**GOAL:** Read the listing below and copy out every line that holds "TikTok".

**EXCERPTED DATA:**
++++++++
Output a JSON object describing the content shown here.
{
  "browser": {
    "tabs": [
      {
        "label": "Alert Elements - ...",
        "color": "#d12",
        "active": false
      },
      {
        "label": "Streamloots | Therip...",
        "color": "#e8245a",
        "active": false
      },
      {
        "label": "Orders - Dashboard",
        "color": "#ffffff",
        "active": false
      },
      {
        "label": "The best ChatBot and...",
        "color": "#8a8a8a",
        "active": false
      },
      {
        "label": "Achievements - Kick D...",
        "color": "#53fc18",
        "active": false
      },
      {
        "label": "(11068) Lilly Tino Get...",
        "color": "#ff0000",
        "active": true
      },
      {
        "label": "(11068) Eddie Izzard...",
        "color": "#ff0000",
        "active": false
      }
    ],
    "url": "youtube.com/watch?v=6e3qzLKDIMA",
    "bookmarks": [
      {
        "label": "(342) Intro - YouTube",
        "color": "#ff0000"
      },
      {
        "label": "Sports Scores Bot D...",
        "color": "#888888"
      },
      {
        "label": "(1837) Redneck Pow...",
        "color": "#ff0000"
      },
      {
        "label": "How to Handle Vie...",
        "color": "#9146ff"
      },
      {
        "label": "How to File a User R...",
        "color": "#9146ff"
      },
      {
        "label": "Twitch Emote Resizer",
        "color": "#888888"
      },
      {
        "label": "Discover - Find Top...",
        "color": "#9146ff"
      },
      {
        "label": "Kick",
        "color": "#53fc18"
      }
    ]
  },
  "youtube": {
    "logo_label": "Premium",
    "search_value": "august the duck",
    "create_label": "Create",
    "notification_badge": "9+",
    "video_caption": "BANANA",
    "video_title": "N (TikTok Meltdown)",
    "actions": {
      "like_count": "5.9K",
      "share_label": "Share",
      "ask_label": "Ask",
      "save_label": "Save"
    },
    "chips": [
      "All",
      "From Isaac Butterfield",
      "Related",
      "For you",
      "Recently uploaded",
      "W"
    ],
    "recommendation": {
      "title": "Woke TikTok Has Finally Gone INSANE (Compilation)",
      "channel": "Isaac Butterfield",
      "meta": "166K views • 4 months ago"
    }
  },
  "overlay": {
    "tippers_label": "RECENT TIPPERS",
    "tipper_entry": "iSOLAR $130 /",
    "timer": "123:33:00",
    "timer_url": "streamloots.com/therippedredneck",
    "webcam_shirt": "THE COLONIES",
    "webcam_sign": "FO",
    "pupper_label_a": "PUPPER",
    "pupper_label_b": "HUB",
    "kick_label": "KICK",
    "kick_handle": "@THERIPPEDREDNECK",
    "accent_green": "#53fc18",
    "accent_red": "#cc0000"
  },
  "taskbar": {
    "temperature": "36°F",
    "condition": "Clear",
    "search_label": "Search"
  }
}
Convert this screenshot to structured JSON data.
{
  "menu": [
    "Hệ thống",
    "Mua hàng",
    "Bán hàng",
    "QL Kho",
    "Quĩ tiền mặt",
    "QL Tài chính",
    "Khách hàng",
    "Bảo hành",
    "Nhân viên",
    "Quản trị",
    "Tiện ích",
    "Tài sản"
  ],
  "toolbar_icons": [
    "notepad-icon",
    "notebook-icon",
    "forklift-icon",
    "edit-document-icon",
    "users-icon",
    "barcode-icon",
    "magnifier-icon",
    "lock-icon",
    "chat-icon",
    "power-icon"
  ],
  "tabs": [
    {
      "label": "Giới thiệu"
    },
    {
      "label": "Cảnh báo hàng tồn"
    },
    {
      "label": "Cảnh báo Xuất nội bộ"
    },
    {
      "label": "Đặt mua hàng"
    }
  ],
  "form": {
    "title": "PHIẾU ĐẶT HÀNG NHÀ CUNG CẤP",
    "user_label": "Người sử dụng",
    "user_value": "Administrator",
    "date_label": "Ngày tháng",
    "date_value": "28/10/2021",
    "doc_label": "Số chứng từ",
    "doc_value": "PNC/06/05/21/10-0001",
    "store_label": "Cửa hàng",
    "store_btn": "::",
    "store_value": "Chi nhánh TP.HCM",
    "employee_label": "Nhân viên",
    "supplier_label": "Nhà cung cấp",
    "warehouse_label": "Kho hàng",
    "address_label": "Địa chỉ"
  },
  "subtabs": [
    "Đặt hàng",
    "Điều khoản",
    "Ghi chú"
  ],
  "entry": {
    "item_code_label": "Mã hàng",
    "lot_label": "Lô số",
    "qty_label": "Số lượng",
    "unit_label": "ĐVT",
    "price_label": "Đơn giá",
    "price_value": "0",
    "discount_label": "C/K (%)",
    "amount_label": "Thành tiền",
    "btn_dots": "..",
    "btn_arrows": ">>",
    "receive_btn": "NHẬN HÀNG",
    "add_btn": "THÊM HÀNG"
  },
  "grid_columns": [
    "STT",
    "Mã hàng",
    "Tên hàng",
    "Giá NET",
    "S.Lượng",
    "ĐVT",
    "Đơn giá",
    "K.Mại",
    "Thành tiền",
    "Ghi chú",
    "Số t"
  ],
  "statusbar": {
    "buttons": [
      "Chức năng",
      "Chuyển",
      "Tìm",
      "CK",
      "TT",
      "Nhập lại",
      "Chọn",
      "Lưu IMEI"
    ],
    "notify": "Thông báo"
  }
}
++++++++
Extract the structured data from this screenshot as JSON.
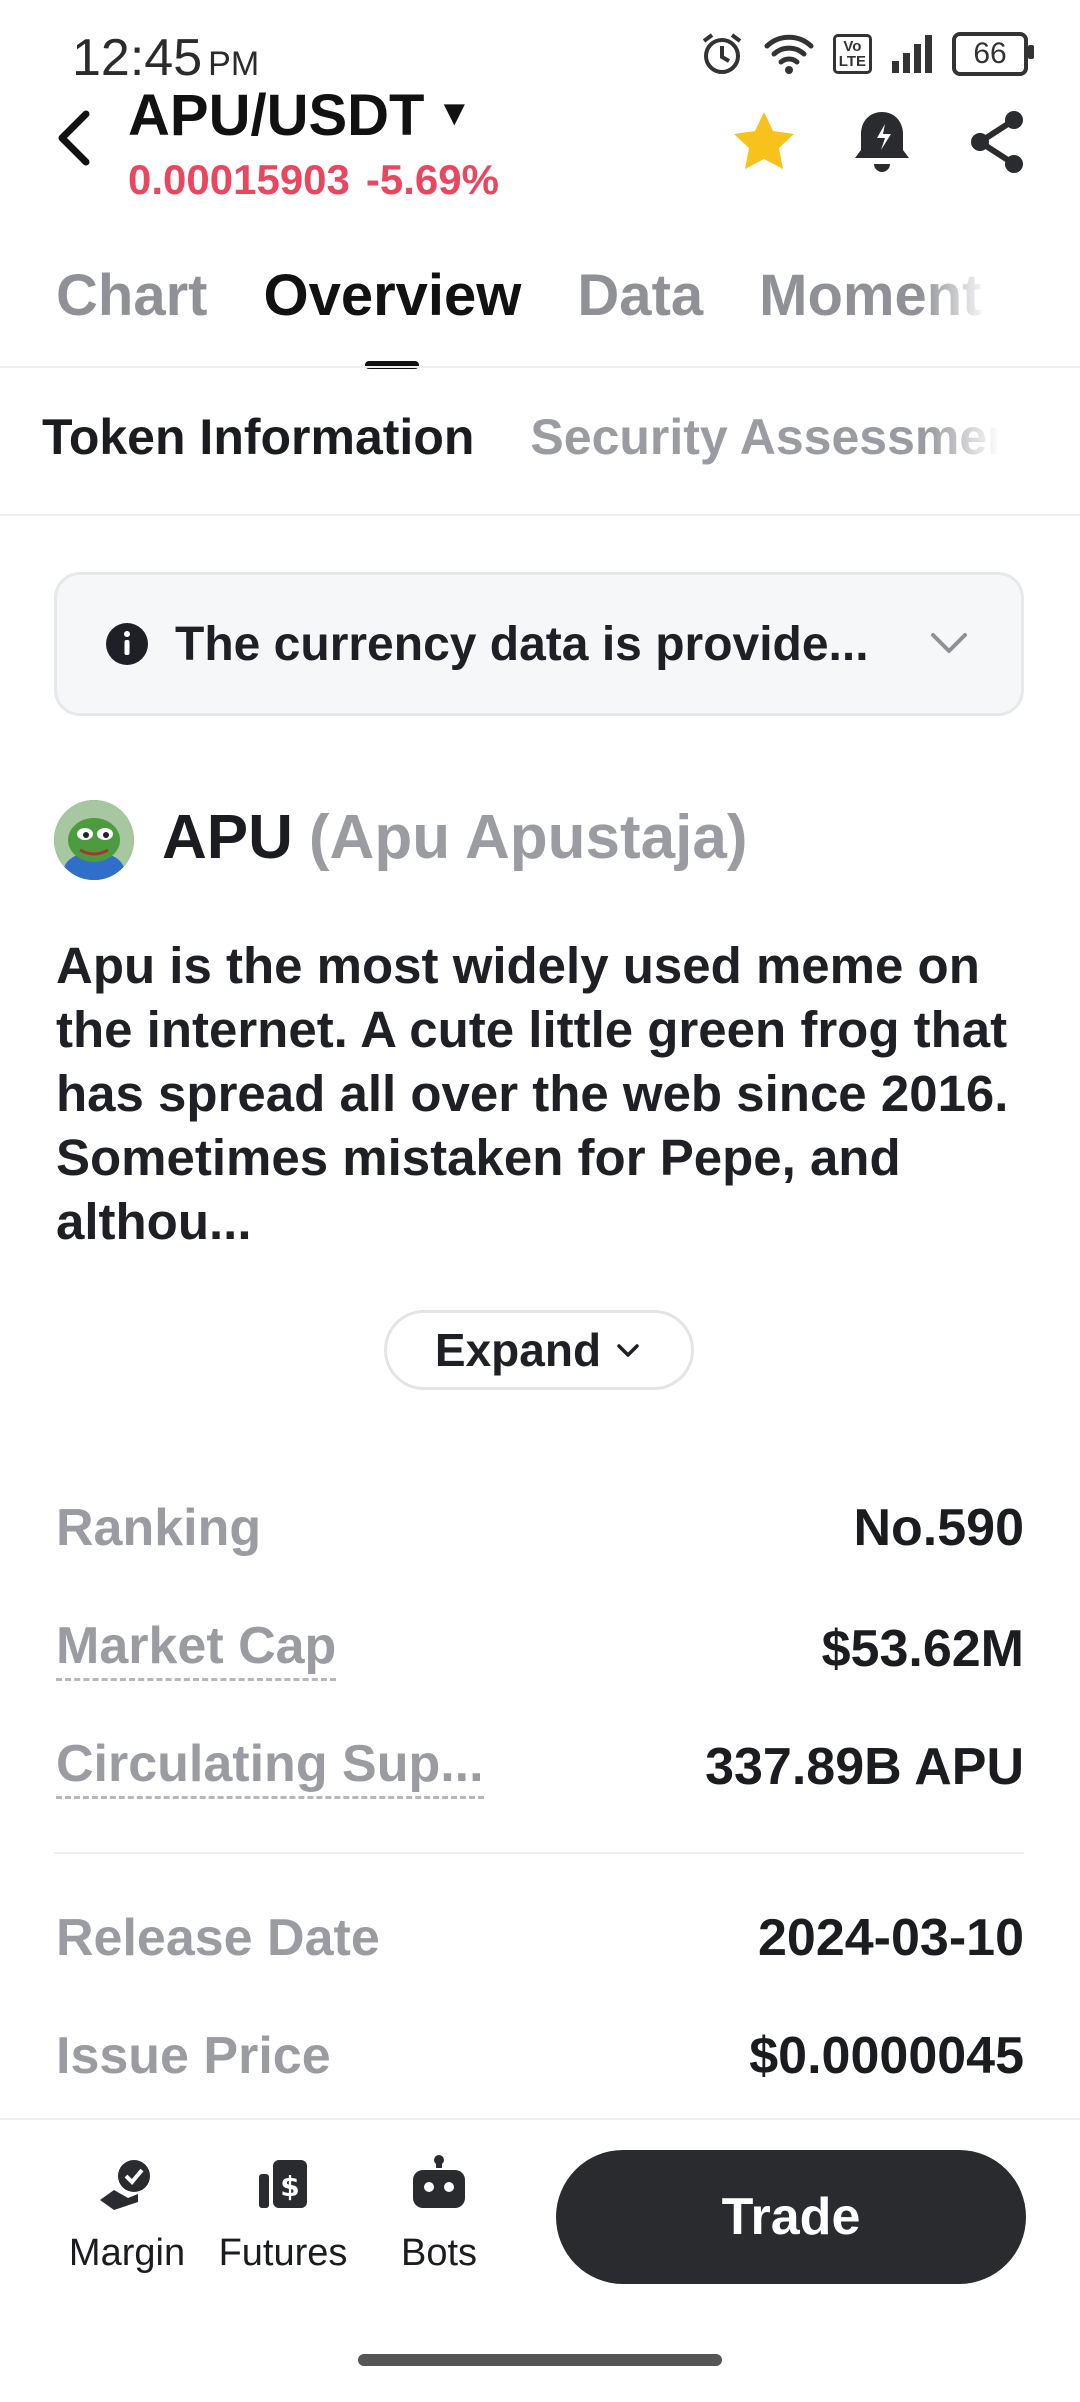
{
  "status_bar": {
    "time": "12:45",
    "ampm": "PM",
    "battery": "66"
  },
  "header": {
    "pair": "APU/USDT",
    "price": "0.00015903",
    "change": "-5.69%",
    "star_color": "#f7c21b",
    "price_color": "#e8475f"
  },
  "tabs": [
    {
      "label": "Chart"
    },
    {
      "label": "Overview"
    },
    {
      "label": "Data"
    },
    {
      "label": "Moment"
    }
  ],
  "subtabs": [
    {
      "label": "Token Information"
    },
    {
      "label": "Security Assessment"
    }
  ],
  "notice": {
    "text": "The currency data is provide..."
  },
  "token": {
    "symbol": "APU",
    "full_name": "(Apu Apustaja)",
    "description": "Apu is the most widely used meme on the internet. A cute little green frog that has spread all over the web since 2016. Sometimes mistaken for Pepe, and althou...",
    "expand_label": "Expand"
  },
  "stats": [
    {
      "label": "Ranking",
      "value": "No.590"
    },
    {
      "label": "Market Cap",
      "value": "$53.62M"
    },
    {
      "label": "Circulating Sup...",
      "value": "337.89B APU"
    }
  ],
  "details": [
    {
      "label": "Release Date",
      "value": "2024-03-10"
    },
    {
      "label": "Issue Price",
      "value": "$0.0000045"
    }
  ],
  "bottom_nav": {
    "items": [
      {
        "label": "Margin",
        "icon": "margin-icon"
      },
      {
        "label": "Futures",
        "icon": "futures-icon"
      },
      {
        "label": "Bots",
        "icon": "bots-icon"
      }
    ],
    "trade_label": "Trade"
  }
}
++++++++
**SOLUTION:**
    "video_title": "N (TikTok Meltdown)",
      "title": "Woke TikTok Has Finally Gone INSANE (Compilation)",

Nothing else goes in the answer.